Write out each line exactly as it stands, please.

(Data items)
------------------------------------

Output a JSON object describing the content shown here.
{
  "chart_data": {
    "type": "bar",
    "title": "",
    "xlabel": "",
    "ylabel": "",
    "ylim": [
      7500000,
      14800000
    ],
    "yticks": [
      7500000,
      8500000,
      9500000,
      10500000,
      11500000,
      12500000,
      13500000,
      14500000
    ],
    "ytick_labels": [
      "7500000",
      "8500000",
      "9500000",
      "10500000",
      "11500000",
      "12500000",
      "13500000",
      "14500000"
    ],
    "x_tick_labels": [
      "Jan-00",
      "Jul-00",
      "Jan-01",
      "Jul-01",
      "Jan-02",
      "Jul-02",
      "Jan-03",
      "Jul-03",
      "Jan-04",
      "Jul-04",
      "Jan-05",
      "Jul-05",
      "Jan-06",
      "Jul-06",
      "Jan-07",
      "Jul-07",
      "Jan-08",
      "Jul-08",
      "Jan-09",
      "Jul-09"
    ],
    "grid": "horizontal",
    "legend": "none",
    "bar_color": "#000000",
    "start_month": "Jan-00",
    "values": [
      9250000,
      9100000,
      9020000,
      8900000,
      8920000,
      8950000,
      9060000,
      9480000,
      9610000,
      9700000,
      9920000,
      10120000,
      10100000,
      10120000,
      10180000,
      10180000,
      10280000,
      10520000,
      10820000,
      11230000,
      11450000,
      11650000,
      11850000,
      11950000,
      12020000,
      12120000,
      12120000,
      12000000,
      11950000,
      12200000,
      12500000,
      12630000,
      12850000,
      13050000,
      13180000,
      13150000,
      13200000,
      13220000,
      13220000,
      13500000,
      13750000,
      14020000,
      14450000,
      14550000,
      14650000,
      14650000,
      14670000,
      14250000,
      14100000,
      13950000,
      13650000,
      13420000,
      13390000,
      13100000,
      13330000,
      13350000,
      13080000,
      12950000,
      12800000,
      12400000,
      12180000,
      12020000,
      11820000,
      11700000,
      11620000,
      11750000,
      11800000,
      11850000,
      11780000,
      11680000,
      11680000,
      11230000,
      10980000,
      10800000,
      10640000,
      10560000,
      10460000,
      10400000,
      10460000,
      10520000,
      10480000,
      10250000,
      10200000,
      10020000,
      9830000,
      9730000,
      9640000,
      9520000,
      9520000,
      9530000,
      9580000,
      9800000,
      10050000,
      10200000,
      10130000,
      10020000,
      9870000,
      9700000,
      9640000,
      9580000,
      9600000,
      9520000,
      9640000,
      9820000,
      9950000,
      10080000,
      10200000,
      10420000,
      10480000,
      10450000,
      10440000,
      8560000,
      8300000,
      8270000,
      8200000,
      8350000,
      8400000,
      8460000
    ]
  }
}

------------------------------------

## Finished answer
Output a JSON object describing the content shown here.
{
  "chart_data": {
    "type": "bar",
    "title": "",
    "xlabel": "",
    "ylabel": "",
    "ylim": [
      7500000,
      14800000
    ],
    "yticks": [
      7500000,
      8500000,
      9500000,
      10500000,
      11500000,
      12500000,
      13500000,
      14500000
    ],
    "ytick_labels": [
      "7500000",
      "8500000",
      "9500000",
      "10500000",
      "11500000",
      "12500000",
      "13500000",
      "14500000"
    ],
    "x_tick_labels": [
      "Jan-00",
      "Jul-00",
      "Jan-01",
      "Jul-01",
      "Jan-02",
      "Jul-02",
      "Jan-03",
      "Jul-03",
      "Jan-04",
      "Jul-04",
      "Jan-05",
      "Jul-05",
      "Jan-06",
      "Jul-06",
      "Jan-07",
      "Jul-07",
      "Jan-08",
      "Jul-08",
      "Jan-09",
      "Jul-09"
    ],
    "grid": "horizontal",
    "legend": "none",
    "bar_color": "#000000",
    "start_month": "Jan-00",
    "values": [
      9250000,
      9100000,
      9020000,
      8900000,
      8920000,
      8950000,
      9060000,
      9480000,
      9610000,
      9700000,
      9920000,
      10120000,
      10100000,
      10120000,
      10180000,
      10180000,
      10280000,
      10520000,
      10820000,
      11230000,
      11450000,
      11650000,
      11850000,
      11950000,
      12020000,
      12120000,
      12120000,
      12000000,
      11950000,
      12200000,
      12500000,
      12630000,
      12850000,
      13050000,
      13180000,
      13150000,
      13200000,
      13220000,
      13220000,
      13500000,
      13750000,
      14020000,
      14450000,
      14550000,
      14650000,
      14650000,
      14670000,
      14250000,
      14100000,
      13950000,
      13650000,
      13420000,
      13390000,
      13100000,
      13330000,
      13350000,
      13080000,
      12950000,
      12800000,
      12400000,
      12180000,
      12020000,
      11820000,
      11700000,
      11620000,
      11750000,
      11800000,
      11850000,
      11780000,
      11680000,
      11680000,
      11230000,
      10980000,
      10800000,
      10640000,
      10560000,
      10460000,
      10400000,
      10460000,
      10520000,
      10480000,
      10250000,
      10200000,
      10020000,
      9830000,
      9730000,
      9640000,
      9520000,
      9520000,
      9530000,
      9580000,
      9800000,
      10050000,
      10200000,
      10130000,
      10020000,
      9870000,
      9700000,
      9640000,
      9580000,
      9600000,
      9520000,
      9640000,
      9820000,
      9950000,
      10080000,
      10200000,
      10420000,
      10480000,
      10450000,
      10440000,
      8560000,
      8300000,
      8270000,
      8200000,
      8350000,
      8400000,
      8460000
    ]
  }
}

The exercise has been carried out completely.